* _Instructions to follow_: Every line of the material below that contains the string "صالح" must appear in the answer.

* _Records supplied_:
==============================
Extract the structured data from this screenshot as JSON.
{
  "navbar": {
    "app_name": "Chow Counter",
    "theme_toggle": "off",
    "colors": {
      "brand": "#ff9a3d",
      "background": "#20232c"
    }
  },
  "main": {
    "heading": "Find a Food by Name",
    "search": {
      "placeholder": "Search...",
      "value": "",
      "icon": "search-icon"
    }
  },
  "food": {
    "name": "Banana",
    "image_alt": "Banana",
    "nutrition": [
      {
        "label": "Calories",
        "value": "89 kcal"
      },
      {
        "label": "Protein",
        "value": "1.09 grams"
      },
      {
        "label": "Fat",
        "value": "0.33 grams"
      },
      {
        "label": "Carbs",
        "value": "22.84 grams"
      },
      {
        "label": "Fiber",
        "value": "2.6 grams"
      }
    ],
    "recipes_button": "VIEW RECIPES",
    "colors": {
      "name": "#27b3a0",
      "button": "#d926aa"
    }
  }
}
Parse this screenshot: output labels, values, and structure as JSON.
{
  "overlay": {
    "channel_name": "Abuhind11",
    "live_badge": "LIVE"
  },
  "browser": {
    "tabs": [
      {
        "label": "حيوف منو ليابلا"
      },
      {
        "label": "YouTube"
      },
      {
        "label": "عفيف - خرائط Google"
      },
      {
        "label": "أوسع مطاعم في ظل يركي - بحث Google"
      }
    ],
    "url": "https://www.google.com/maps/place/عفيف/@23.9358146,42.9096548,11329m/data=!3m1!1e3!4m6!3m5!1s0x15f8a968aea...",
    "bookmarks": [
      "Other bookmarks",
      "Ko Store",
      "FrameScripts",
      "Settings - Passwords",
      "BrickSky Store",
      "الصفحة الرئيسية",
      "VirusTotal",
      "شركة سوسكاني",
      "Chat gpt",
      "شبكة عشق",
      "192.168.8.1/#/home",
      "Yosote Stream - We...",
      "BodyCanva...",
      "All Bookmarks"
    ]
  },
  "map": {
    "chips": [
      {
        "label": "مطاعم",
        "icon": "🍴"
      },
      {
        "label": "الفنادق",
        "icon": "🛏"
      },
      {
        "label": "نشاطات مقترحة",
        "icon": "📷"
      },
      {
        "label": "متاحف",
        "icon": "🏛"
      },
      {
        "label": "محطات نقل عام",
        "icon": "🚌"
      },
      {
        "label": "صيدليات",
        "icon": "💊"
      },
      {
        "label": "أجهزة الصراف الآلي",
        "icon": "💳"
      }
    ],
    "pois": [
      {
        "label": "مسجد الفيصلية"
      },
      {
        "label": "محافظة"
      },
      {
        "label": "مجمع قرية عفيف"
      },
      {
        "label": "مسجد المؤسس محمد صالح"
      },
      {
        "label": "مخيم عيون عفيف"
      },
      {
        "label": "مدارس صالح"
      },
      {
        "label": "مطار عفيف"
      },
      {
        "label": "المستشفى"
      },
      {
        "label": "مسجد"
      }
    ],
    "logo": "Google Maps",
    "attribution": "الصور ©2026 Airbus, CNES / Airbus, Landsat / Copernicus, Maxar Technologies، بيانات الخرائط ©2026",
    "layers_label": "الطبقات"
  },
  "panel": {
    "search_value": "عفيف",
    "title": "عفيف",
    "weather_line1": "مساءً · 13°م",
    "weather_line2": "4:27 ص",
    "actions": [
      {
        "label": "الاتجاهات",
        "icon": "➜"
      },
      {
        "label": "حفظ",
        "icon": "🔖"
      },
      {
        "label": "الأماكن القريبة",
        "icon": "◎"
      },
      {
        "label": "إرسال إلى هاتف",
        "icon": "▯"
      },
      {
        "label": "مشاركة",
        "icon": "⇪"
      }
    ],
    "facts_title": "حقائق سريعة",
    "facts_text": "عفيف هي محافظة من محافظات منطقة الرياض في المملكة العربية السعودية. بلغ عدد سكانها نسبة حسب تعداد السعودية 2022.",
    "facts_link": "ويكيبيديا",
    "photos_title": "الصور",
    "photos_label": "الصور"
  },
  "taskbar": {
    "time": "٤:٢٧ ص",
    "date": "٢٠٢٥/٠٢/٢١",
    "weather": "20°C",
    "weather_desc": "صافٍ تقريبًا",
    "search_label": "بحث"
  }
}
==============================
* _Answer to the exercise_:
        "label": "مسجد المؤسس محمد صالح"
        "label": "مدارس صالح"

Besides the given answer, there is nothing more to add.